Work to be completed
Using the listing below, select the lines with the word "高空坠落" and copy them.

[Extracted data entries]
* * *

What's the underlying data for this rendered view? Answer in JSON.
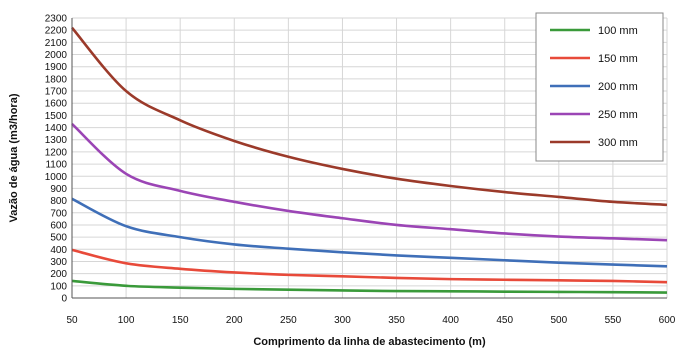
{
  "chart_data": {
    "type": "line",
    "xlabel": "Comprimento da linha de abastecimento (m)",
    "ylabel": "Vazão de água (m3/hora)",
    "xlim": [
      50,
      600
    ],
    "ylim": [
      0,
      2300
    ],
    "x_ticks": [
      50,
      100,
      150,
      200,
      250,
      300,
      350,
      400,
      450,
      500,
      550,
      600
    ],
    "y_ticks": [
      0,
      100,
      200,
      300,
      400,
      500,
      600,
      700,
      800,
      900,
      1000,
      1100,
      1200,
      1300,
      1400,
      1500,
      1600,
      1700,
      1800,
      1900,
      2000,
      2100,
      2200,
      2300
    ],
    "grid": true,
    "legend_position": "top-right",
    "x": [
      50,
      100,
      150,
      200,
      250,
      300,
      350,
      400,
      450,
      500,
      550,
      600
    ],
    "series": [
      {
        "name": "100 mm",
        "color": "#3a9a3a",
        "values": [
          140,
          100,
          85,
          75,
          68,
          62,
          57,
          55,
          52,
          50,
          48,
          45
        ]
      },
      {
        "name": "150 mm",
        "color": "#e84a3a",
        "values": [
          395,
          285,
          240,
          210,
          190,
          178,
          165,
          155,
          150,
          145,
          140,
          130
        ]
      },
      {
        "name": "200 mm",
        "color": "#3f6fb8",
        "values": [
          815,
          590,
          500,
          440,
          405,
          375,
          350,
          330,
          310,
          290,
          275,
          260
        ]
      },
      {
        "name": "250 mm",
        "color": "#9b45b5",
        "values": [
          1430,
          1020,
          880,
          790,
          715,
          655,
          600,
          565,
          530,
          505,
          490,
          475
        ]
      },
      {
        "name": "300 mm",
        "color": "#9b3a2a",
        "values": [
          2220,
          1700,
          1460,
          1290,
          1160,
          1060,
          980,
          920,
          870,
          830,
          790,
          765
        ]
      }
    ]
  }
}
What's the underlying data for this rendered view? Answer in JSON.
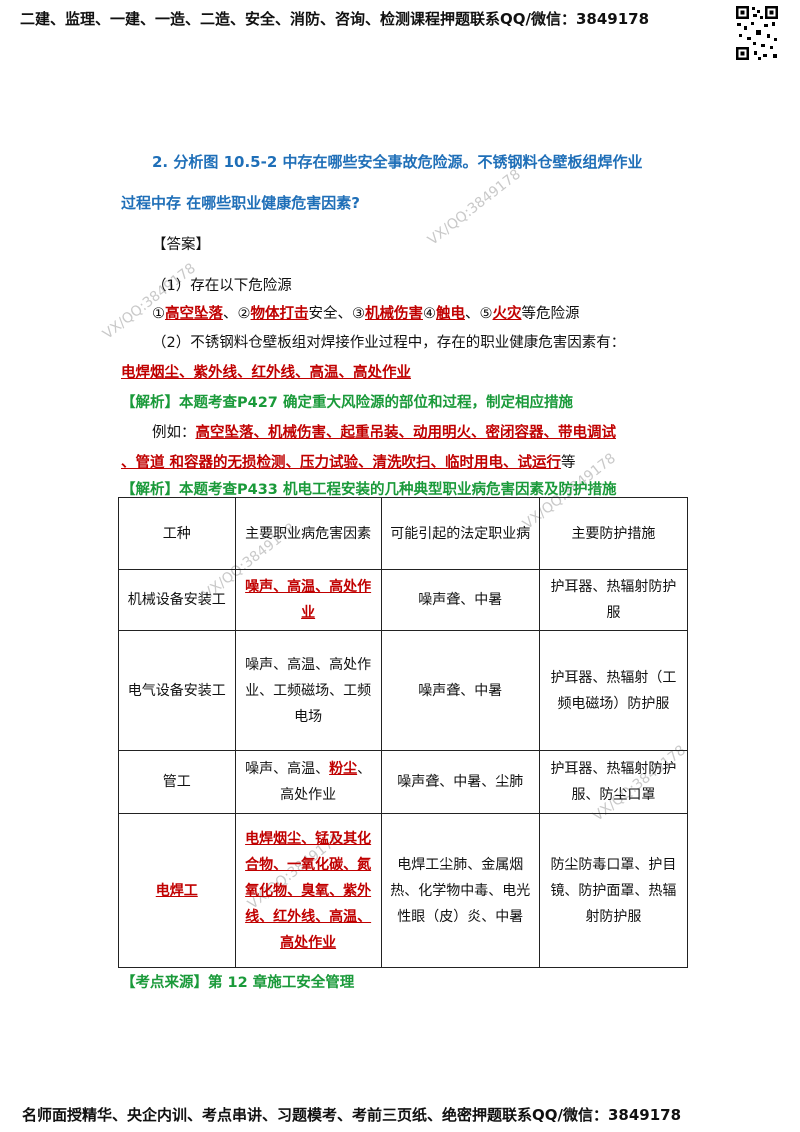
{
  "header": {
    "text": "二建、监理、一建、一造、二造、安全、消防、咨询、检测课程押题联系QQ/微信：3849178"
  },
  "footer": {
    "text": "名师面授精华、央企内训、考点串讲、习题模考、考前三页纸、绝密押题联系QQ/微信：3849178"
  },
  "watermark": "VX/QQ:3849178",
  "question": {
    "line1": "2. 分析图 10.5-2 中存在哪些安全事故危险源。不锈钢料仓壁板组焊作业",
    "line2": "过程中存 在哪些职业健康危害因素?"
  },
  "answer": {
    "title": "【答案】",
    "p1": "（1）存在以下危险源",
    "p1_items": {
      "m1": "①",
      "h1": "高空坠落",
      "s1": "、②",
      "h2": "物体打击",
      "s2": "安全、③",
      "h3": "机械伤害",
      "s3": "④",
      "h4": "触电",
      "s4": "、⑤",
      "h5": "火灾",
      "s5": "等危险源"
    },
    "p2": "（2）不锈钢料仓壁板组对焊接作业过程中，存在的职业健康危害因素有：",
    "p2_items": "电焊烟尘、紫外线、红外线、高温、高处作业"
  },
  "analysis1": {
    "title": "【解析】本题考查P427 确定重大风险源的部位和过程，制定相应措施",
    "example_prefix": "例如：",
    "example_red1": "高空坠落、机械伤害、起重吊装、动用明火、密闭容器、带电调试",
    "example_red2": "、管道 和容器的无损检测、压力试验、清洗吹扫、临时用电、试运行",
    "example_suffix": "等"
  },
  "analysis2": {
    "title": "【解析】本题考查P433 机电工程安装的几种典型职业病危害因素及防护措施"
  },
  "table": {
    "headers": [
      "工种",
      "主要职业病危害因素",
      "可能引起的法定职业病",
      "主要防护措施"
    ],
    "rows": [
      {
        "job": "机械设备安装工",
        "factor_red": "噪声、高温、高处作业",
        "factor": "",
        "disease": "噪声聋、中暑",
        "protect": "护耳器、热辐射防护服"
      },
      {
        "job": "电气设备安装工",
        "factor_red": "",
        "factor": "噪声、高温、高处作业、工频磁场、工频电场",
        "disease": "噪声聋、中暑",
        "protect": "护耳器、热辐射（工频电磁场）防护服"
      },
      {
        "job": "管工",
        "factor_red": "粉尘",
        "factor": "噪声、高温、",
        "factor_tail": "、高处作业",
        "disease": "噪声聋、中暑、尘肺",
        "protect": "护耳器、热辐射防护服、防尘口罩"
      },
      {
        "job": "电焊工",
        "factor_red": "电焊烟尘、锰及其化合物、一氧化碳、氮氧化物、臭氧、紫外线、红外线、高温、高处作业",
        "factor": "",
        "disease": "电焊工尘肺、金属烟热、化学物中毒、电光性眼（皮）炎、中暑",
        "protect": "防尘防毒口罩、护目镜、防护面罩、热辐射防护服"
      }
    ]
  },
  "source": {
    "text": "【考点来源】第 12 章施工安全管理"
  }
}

* * *

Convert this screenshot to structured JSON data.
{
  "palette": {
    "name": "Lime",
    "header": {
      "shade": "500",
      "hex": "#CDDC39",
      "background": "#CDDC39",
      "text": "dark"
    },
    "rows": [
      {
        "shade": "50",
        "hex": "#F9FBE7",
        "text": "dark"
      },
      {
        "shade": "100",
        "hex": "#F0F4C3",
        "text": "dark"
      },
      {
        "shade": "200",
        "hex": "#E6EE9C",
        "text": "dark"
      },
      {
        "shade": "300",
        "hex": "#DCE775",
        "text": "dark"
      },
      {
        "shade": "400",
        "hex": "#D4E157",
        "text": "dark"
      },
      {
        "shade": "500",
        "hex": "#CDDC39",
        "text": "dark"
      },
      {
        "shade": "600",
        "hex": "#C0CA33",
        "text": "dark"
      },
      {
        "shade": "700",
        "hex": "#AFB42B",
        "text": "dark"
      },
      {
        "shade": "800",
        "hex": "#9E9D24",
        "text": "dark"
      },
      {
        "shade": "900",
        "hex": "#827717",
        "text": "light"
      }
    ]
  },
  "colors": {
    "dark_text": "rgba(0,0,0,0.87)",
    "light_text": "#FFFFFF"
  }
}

* * *

Solution for this exercise
      "h1": "高空坠落",
    "example_red1": "高空坠落、机械伤害、起重吊装、动用明火、密闭容器、带电调试",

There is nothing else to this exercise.